[START OF Data listing]
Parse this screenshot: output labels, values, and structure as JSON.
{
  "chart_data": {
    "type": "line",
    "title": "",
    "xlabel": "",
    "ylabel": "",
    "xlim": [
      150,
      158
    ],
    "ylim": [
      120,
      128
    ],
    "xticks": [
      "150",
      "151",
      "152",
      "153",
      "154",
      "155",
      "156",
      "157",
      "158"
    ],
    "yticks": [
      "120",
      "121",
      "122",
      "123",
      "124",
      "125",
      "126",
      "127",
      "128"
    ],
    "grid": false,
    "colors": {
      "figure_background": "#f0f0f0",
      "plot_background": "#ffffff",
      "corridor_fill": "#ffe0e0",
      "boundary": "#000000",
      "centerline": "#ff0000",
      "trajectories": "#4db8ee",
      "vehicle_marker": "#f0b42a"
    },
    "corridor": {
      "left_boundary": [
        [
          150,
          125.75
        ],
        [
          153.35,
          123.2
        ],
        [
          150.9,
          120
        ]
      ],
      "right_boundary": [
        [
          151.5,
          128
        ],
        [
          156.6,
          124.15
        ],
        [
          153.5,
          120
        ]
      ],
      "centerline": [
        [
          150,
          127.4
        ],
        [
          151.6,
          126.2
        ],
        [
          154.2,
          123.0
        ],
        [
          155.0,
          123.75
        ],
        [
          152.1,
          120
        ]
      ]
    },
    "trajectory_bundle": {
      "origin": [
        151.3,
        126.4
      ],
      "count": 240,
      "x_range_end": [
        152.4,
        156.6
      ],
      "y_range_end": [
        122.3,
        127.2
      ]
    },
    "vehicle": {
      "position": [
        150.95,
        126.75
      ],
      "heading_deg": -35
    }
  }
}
[END OF Data listing]
[START OF Data listing]
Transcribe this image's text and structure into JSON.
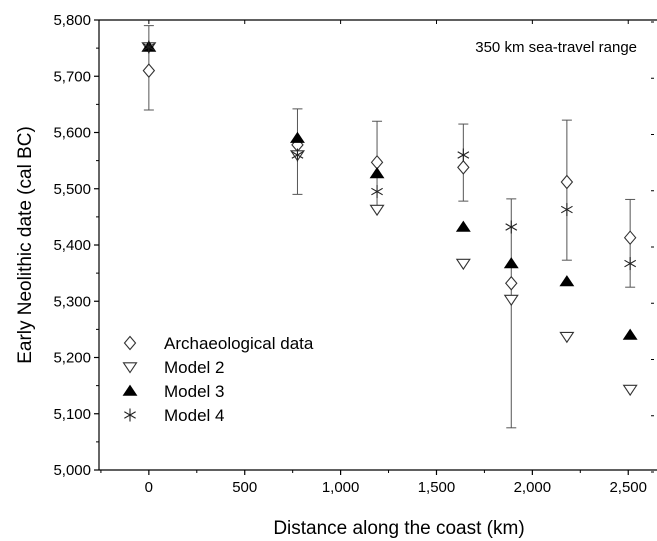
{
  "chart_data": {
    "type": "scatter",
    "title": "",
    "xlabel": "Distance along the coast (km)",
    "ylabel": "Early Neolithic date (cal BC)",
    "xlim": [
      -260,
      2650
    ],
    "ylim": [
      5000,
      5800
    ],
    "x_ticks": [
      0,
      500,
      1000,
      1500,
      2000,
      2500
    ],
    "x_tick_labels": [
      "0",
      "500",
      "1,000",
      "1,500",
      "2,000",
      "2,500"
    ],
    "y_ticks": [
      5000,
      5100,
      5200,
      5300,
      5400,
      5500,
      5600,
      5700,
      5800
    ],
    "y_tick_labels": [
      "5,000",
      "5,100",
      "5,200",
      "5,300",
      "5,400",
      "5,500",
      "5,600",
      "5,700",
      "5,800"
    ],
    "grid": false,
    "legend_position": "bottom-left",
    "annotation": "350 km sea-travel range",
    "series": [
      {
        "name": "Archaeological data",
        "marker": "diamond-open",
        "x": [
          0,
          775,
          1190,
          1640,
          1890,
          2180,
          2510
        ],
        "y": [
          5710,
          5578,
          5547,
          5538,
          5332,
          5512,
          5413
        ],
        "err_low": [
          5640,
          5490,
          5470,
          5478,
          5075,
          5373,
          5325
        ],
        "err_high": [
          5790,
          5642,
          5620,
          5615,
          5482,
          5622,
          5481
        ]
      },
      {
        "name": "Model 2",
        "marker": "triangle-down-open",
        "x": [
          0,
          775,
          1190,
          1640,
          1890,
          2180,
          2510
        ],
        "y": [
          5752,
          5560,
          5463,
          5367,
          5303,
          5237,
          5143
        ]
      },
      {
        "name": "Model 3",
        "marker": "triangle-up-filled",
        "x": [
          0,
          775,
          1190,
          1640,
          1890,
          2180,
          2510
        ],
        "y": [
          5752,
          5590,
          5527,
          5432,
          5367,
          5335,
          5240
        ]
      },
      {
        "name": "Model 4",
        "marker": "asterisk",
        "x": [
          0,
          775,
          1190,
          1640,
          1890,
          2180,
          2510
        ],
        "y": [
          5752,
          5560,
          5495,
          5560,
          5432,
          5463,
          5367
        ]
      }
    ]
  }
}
[END OF Data listing]
**Stated exercise:** Pull every line holding "JSON" out of the records.

**Written reply:**
Parse this screenshot: output labels, values, and structure as JSON.
Transcribe this image's text and structure into JSON.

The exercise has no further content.